(Written instruction): Render every entry verbatim.

(Dataset excerpt):

• • • • • • •

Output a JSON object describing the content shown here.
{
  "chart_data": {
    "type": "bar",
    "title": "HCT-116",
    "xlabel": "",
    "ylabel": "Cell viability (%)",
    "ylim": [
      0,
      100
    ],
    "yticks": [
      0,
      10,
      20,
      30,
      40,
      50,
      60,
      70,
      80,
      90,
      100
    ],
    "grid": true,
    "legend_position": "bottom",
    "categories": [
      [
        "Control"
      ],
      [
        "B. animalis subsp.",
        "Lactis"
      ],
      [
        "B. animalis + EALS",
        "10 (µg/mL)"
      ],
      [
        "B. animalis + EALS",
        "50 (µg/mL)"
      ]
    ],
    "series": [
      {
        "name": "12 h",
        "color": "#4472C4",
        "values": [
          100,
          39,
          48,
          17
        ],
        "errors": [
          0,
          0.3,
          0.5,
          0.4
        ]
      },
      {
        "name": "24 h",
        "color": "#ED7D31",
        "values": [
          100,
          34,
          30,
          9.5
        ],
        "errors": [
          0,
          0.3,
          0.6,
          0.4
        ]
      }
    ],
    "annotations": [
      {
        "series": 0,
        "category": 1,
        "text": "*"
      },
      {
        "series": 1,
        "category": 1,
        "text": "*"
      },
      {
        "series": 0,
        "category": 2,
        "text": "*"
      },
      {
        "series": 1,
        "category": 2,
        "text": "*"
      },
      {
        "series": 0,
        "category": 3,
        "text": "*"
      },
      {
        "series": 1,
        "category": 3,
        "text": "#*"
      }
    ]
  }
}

• • • • • • •

(Answer to the task):
Output a JSON object describing the content shown here.
{
  "chart_data": {
    "type": "bar",
    "title": "HCT-116",
    "xlabel": "",
    "ylabel": "Cell viability (%)",
    "ylim": [
      0,
      100
    ],
    "yticks": [
      0,
      10,
      20,
      30,
      40,
      50,
      60,
      70,
      80,
      90,
      100
    ],
    "grid": true,
    "legend_position": "bottom",
    "categories": [
      [
        "Control"
      ],
      [
        "B. animalis subsp.",
        "Lactis"
      ],
      [
        "B. animalis + EALS",
        "10 (µg/mL)"
      ],
      [
        "B. animalis + EALS",
        "50 (µg/mL)"
      ]
    ],
    "series": [
      {
        "name": "12 h",
        "color": "#4472C4",
        "values": [
          100,
          39,
          48,
          17
        ],
        "errors": [
          0,
          0.3,
          0.5,
          0.4
        ]
      },
      {
        "name": "24 h",
        "color": "#ED7D31",
        "values": [
          100,
          34,
          30,
          9.5
        ],
        "errors": [
          0,
          0.3,
          0.6,
          0.4
        ]
      }
    ],
    "annotations": [
      {
        "series": 0,
        "category": 1,
        "text": "*"
      },
      {
        "series": 1,
        "category": 1,
        "text": "*"
      },
      {
        "series": 0,
        "category": 2,
        "text": "*"
      },
      {
        "series": 1,
        "category": 2,
        "text": "*"
      },
      {
        "series": 0,
        "category": 3,
        "text": "*"
      },
      {
        "series": 1,
        "category": 3,
        "text": "#*"
      }
    ]
  }
}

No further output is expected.